Written instruction: Below are the records; locate each line with the word "ffffff" and copy it.

Figure dataset records
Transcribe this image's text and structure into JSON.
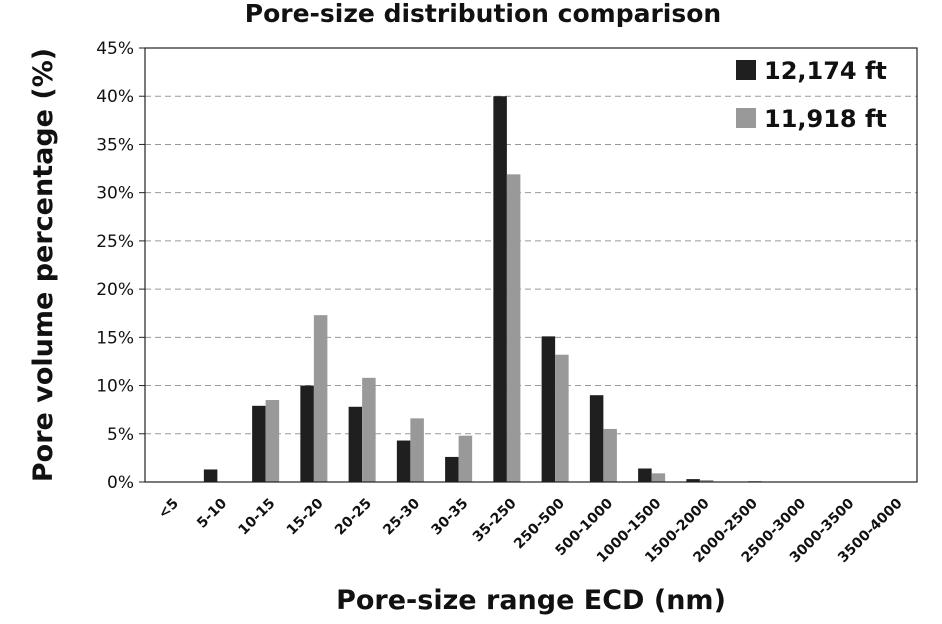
{
  "chart_data": {
    "type": "bar",
    "title": "Pore-size distribution comparison",
    "xlabel": "Pore-size range ECD (nm)",
    "ylabel": "Pore volume percentage (%)",
    "ylim": [
      0,
      45
    ],
    "y_ticks": [
      "0%",
      "5%",
      "10%",
      "15%",
      "20%",
      "25%",
      "30%",
      "35%",
      "40%",
      "45%"
    ],
    "grid": "horizontal dashed",
    "legend_position": "top-right",
    "categories": [
      "<5",
      "5-10",
      "10-15",
      "15-20",
      "20-25",
      "25-30",
      "30-35",
      "35-250",
      "250-500",
      "500-1000",
      "1000-1500",
      "1500-2000",
      "2000-2500",
      "2500-3000",
      "3000-3500",
      "3500-4000"
    ],
    "series": [
      {
        "name": "12,174 ft",
        "color": "#1f1f1f",
        "values": [
          0,
          1.3,
          7.9,
          10.0,
          7.8,
          4.3,
          2.6,
          40.0,
          15.1,
          9.0,
          1.4,
          0.3,
          0,
          0,
          0,
          0
        ]
      },
      {
        "name": "11,918 ft",
        "color": "#999999",
        "values": [
          0,
          0,
          8.5,
          17.3,
          10.8,
          6.6,
          4.8,
          31.9,
          13.2,
          5.5,
          0.9,
          0.2,
          0.1,
          0,
          0,
          0
        ]
      }
    ]
  }
}
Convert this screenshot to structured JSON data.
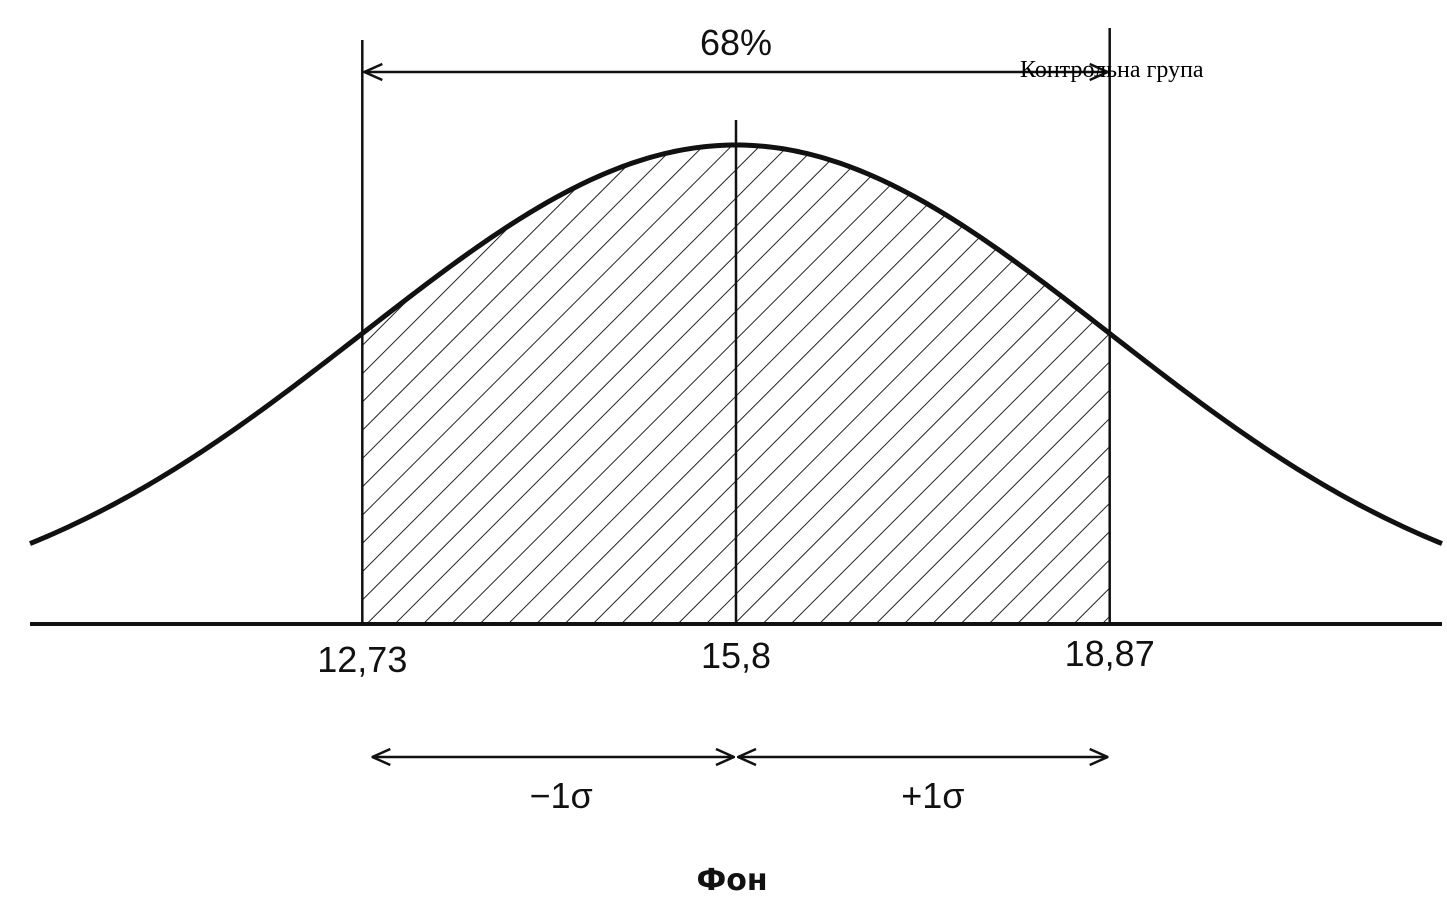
{
  "chart_data": {
    "type": "area",
    "distribution": "normal",
    "title": "Контрольна група",
    "xlabel": "Фон",
    "ylabel": "",
    "mean": 15.8,
    "sigma": 3.07,
    "xlim": [
      10.0,
      21.6
    ],
    "ticks": [
      "12,73",
      "15,8",
      "18,87"
    ],
    "shaded_range": [
      12.73,
      18.87
    ],
    "shaded_label": "68%",
    "sigma_labels": {
      "minus": "−1σ",
      "plus": "+1σ"
    },
    "grid": false,
    "legend": "none",
    "colors": {
      "line": "#111111",
      "hatch": "#222222",
      "background": "#ffffff"
    }
  }
}
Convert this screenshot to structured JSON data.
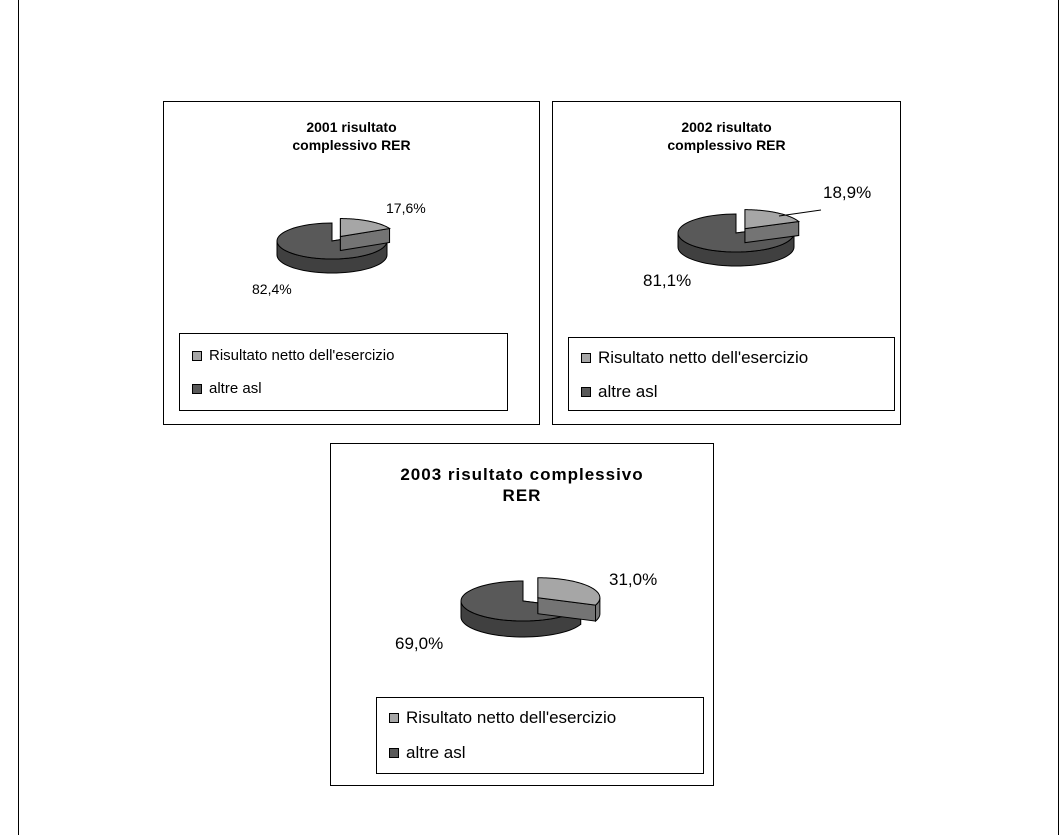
{
  "colors": {
    "light_slice": "#a6a6a6",
    "dark_slice": "#595959",
    "outline": "#000000"
  },
  "chart_data": [
    {
      "type": "pie",
      "style": "3d-exploded",
      "title": "2001 risultato complessivo RER",
      "categories": [
        "Risultato netto dell'esercizio",
        "altre asl"
      ],
      "values": [
        17.6,
        82.4
      ],
      "labels": [
        "17,6%",
        "82,4%"
      ],
      "legend_position": "bottom"
    },
    {
      "type": "pie",
      "style": "3d-exploded",
      "title": "2002 risultato complessivo RER",
      "categories": [
        "Risultato netto dell'esercizio",
        "altre asl"
      ],
      "values": [
        18.9,
        81.1
      ],
      "labels": [
        "18,9%",
        "81,1%"
      ],
      "legend_position": "bottom"
    },
    {
      "type": "pie",
      "style": "3d-exploded",
      "title": "2003 risultato complessivo RER",
      "categories": [
        "Risultato netto dell'esercizio",
        "altre asl"
      ],
      "values": [
        31.0,
        69.0
      ],
      "labels": [
        "31,0%",
        "69,0%"
      ],
      "legend_position": "bottom"
    }
  ]
}
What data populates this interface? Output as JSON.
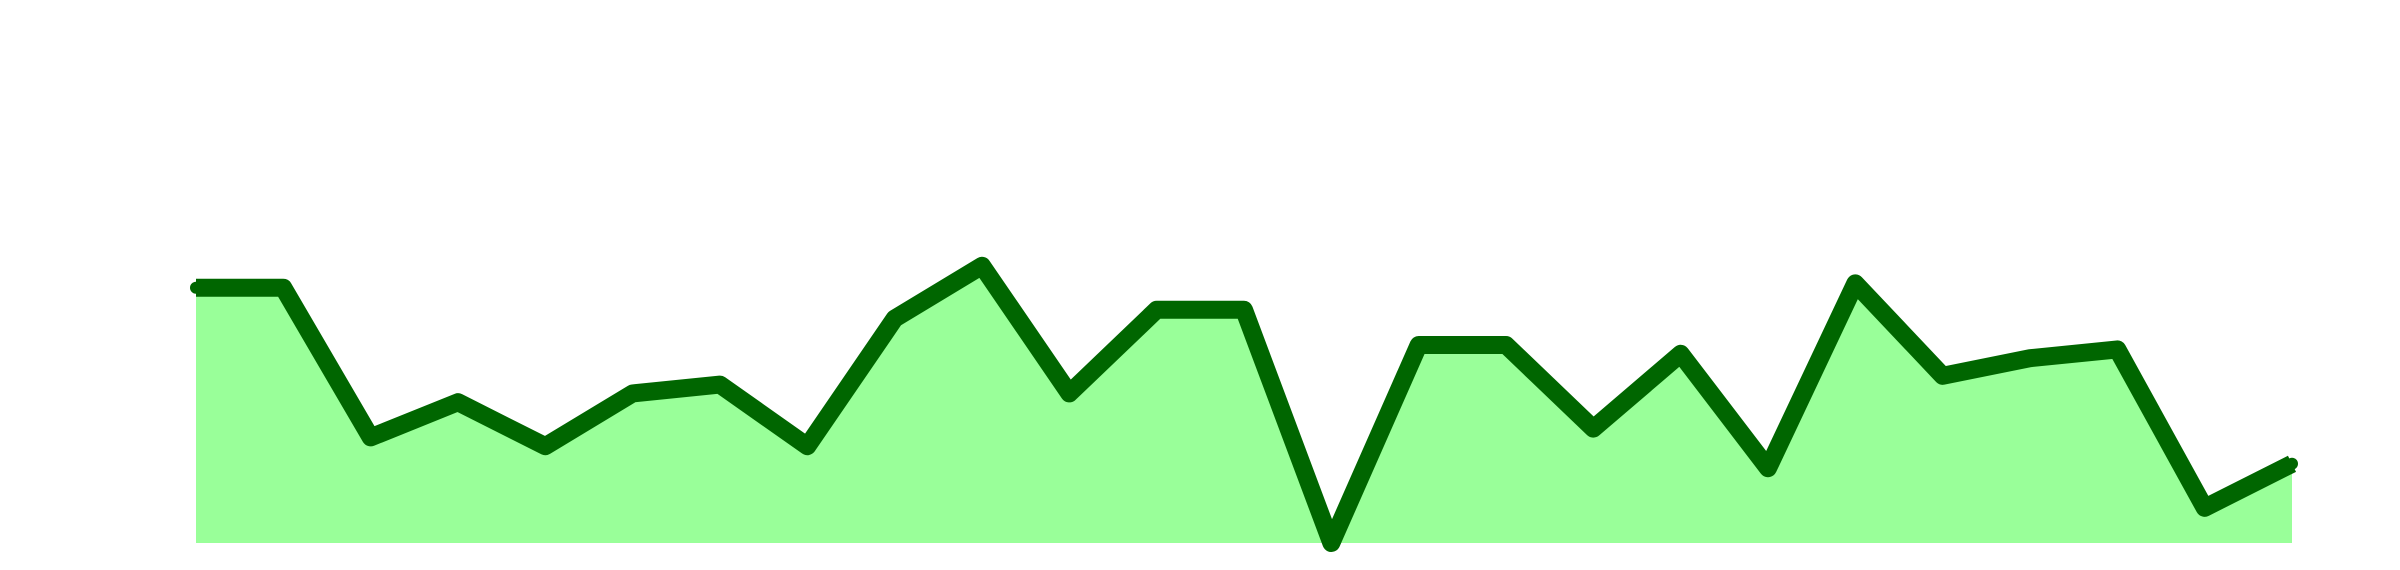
{
  "colors": {
    "fill": "#99ff99",
    "line": "#006600",
    "background": "#ffffff"
  },
  "chart_data": {
    "type": "area",
    "title": "",
    "xlabel": "",
    "ylabel": "",
    "grid": false,
    "legend": "none",
    "axes_visible": false,
    "x": [
      0,
      1,
      2,
      3,
      4,
      5,
      6,
      7,
      8,
      9,
      10,
      11,
      12,
      13,
      14,
      15,
      16,
      17,
      18,
      19,
      20,
      21,
      22,
      23,
      24
    ],
    "ylim": [
      0,
      10
    ],
    "series": [
      {
        "values": [
          5.8,
          5.8,
          2.4,
          3.2,
          2.2,
          3.4,
          3.6,
          2.2,
          5.1,
          6.3,
          3.4,
          5.3,
          5.3,
          0,
          4.5,
          4.5,
          2.6,
          4.3,
          1.7,
          5.9,
          3.8,
          4.2,
          4.4,
          0.8,
          1.8
        ]
      }
    ]
  }
}
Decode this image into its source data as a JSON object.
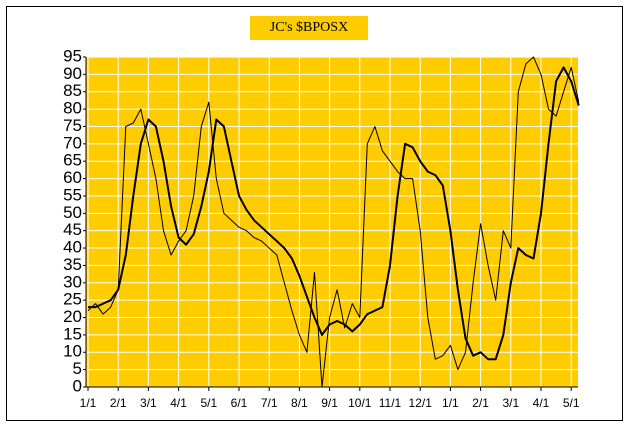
{
  "chart_data": {
    "type": "line",
    "title": "JC's $BPOSX",
    "categories": [
      "1/1",
      null,
      null,
      null,
      "2/1",
      null,
      null,
      null,
      "3/1",
      null,
      null,
      null,
      "4/1",
      null,
      null,
      null,
      "5/1",
      null,
      null,
      null,
      "6/1",
      null,
      null,
      null,
      "7/1",
      null,
      null,
      null,
      "8/1",
      null,
      null,
      null,
      "9/1",
      null,
      null,
      null,
      "10/1",
      null,
      null,
      null,
      "11/1",
      null,
      null,
      null,
      "12/1",
      null,
      null,
      null,
      "1/1",
      null,
      null,
      null,
      "2/1",
      null,
      null,
      null,
      "3/1",
      null,
      null,
      null,
      "4/1",
      null,
      null,
      null,
      "5/1",
      null
    ],
    "series": [
      {
        "color": "#000000",
        "width": 1,
        "values": [
          22,
          24,
          21,
          23,
          28,
          75,
          76,
          80,
          70,
          60,
          45,
          38,
          42,
          45,
          55,
          75,
          82,
          60,
          50,
          48,
          46,
          45,
          43,
          42,
          40,
          38,
          30,
          22,
          15,
          10,
          33,
          0,
          20,
          28,
          17,
          24,
          20,
          70,
          75,
          68,
          65,
          62,
          60,
          60,
          45,
          20,
          8,
          9,
          12,
          5,
          10,
          30,
          47,
          35,
          25,
          45,
          40,
          85,
          93,
          95,
          90,
          80,
          78,
          85,
          92,
          82
        ]
      },
      {
        "color": "#000000",
        "width": 2,
        "values": [
          23,
          23,
          24,
          25,
          28,
          38,
          55,
          70,
          77,
          75,
          65,
          52,
          43,
          41,
          44,
          52,
          62,
          77,
          75,
          65,
          55,
          51,
          48,
          46,
          44,
          42,
          40,
          37,
          32,
          26,
          20,
          15,
          18,
          19,
          18,
          16,
          18,
          21,
          22,
          23,
          35,
          55,
          70,
          69,
          65,
          62,
          61,
          58,
          45,
          28,
          14,
          9,
          10,
          8,
          8,
          15,
          30,
          40,
          38,
          37,
          50,
          70,
          88,
          92,
          88,
          81
        ]
      }
    ],
    "ylim": [
      0,
      95
    ],
    "yticks": [
      0,
      5,
      10,
      15,
      20,
      25,
      30,
      35,
      40,
      45,
      50,
      55,
      60,
      65,
      70,
      75,
      80,
      85,
      90,
      95
    ],
    "grid": true
  }
}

The solution:
      "background": "#ffffff"
    "background": "#ffffff"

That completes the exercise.